Report how many lines below contain the word "следующей". Give only the number.
------------------------------------------------
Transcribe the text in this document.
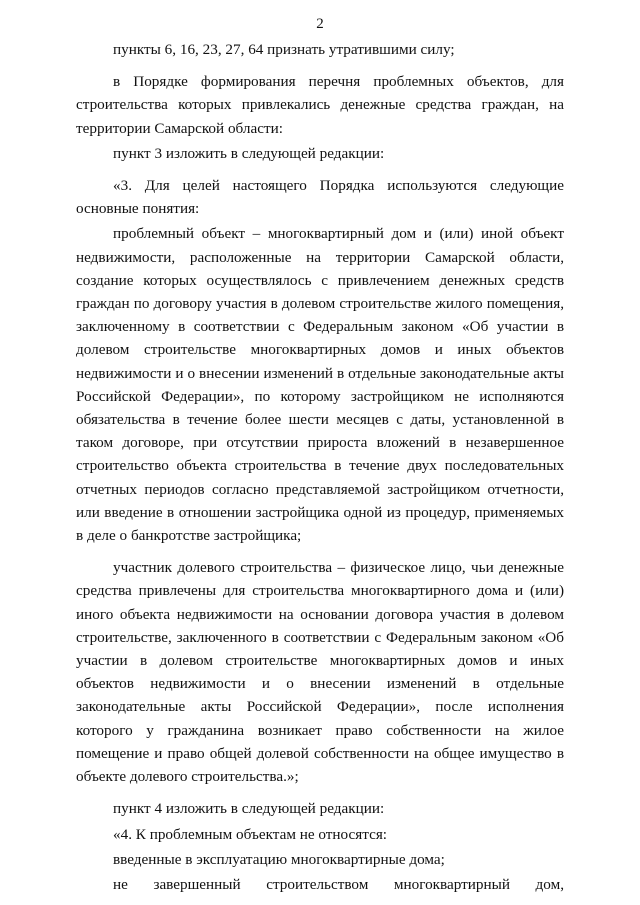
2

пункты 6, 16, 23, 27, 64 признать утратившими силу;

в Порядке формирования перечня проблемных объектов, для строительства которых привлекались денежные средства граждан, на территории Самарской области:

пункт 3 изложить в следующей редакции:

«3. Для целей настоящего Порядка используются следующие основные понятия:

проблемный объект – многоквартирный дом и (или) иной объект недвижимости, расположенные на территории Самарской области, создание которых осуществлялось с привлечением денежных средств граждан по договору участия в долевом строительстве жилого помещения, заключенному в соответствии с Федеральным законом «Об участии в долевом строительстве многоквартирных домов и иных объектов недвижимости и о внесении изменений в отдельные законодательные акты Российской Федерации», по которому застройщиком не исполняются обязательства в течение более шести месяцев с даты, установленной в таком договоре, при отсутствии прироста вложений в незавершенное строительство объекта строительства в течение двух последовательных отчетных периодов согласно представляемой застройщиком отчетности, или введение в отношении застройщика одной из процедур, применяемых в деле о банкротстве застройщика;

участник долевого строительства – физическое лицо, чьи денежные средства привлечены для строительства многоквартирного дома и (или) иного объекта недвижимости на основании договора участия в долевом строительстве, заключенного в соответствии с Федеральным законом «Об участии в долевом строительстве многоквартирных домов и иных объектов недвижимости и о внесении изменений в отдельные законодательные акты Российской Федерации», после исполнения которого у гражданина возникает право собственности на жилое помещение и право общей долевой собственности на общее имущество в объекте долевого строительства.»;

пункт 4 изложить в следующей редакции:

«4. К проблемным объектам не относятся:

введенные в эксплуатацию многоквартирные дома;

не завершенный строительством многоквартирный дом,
------------------------------------------------
• **Output for this exercise**:
2